### WHAT YOU NEED TO DO
Wherever "ylabel" appears in a line, list that line.

### PROVIDED RECORDS
______________________________

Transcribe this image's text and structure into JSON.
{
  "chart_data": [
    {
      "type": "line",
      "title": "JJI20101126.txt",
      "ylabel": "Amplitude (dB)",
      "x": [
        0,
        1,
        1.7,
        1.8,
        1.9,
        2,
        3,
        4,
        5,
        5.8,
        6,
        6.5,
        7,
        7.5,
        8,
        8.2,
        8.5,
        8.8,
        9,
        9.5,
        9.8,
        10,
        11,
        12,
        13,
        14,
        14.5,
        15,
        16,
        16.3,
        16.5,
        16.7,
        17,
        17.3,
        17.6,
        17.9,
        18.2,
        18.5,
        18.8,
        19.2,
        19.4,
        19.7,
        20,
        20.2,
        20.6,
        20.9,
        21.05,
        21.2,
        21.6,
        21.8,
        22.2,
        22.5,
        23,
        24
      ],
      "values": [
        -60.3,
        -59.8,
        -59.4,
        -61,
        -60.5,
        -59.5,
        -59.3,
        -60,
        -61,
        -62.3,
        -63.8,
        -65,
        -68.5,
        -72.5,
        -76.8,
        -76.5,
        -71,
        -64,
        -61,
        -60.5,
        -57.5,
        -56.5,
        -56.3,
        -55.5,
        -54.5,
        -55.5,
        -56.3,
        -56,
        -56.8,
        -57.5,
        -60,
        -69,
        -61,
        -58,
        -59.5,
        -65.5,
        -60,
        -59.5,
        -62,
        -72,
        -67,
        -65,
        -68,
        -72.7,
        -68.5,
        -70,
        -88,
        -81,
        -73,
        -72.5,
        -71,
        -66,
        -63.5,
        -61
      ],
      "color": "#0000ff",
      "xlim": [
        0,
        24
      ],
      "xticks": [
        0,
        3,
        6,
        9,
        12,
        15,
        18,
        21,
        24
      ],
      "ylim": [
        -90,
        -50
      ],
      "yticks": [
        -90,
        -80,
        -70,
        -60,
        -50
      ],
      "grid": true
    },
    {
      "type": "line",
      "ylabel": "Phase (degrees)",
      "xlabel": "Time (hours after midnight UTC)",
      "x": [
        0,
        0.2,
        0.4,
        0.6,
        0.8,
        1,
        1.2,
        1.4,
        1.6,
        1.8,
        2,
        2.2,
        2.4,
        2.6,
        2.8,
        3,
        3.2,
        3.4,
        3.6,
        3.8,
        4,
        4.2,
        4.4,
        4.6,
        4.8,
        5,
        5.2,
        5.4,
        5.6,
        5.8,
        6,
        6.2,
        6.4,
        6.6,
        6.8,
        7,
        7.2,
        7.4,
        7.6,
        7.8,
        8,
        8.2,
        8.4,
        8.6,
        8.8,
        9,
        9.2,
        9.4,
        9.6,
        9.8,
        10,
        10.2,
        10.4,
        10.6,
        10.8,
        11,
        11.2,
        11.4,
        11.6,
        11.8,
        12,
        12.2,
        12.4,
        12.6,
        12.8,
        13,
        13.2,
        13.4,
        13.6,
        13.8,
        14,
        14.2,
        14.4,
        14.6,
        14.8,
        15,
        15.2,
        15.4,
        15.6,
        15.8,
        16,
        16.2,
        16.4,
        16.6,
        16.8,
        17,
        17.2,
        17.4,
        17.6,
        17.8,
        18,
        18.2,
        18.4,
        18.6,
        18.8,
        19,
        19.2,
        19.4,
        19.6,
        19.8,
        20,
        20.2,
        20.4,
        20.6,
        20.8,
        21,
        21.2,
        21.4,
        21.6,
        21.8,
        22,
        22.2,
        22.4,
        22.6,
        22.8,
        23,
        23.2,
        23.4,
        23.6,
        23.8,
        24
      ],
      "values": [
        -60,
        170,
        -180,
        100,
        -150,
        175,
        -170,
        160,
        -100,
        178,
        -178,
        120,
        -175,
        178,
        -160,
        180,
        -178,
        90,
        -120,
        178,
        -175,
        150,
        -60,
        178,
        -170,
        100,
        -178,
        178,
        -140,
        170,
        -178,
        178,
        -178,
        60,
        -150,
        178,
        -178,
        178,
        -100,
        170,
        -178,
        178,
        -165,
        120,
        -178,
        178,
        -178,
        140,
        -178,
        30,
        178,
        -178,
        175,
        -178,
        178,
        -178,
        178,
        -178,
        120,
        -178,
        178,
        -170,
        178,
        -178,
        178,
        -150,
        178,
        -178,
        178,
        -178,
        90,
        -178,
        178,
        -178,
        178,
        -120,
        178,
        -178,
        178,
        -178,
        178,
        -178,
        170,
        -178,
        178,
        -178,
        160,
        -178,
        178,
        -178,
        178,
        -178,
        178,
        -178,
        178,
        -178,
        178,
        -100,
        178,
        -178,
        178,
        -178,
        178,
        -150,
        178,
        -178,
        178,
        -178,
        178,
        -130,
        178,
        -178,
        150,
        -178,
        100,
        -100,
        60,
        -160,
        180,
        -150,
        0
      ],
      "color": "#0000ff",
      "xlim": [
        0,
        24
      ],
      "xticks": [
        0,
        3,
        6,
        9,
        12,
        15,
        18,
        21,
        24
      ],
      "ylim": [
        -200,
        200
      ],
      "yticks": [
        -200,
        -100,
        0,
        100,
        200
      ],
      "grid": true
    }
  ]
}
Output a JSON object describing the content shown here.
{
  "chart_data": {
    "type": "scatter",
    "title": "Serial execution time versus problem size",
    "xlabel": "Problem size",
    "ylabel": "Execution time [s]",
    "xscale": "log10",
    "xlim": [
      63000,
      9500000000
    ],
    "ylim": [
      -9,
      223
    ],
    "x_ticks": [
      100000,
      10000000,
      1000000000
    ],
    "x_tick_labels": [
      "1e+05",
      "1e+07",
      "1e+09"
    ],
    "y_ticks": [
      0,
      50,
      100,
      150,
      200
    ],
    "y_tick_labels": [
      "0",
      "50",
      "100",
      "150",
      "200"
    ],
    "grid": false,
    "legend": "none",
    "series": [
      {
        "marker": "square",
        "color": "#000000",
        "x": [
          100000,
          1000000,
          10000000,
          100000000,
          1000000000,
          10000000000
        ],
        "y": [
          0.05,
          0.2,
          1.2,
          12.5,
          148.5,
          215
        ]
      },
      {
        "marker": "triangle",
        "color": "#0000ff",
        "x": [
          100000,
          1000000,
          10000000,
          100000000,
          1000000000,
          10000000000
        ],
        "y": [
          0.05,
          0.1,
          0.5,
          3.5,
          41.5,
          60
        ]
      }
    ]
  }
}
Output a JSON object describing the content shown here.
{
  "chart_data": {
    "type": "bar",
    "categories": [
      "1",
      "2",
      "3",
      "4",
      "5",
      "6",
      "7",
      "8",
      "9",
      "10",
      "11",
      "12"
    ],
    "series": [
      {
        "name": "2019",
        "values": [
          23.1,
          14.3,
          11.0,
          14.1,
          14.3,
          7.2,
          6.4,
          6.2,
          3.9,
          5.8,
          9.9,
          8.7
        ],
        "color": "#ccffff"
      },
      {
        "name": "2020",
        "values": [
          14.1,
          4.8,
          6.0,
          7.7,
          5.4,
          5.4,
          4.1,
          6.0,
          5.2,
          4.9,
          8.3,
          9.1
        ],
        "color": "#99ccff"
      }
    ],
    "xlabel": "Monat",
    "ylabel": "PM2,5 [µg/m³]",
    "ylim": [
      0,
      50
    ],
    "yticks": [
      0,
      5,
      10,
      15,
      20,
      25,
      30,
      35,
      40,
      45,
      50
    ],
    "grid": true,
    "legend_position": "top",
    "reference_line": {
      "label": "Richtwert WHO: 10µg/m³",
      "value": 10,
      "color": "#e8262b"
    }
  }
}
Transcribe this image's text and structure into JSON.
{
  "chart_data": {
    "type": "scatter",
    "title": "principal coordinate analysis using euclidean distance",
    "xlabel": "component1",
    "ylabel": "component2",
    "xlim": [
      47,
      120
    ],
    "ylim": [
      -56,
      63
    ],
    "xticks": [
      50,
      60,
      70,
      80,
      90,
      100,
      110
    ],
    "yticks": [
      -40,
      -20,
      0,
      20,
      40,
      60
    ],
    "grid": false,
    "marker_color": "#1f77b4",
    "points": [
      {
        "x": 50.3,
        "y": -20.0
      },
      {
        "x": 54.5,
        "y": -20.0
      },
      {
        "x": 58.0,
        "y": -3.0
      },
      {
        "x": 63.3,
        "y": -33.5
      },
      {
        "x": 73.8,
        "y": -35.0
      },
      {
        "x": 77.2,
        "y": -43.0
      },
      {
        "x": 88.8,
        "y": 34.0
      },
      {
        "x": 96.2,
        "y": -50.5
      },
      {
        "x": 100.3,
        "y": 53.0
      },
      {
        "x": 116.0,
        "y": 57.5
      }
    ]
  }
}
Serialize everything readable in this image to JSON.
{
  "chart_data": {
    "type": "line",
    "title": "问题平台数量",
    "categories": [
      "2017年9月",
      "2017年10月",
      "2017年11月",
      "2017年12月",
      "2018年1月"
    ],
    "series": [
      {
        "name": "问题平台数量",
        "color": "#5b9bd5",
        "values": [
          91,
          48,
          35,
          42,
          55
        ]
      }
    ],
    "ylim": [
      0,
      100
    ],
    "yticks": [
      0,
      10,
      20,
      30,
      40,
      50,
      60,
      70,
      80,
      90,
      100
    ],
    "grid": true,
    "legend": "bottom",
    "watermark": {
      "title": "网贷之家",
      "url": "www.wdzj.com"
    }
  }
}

______________________________

### EXPECTED ANSWER
      "ylabel": "Amplitude (dB)",
      "ylabel": "Phase (degrees)",
    "ylabel": "Execution time [s]",
    "ylabel": "PM2,5 [µg/m³]",
    "ylabel": "component2",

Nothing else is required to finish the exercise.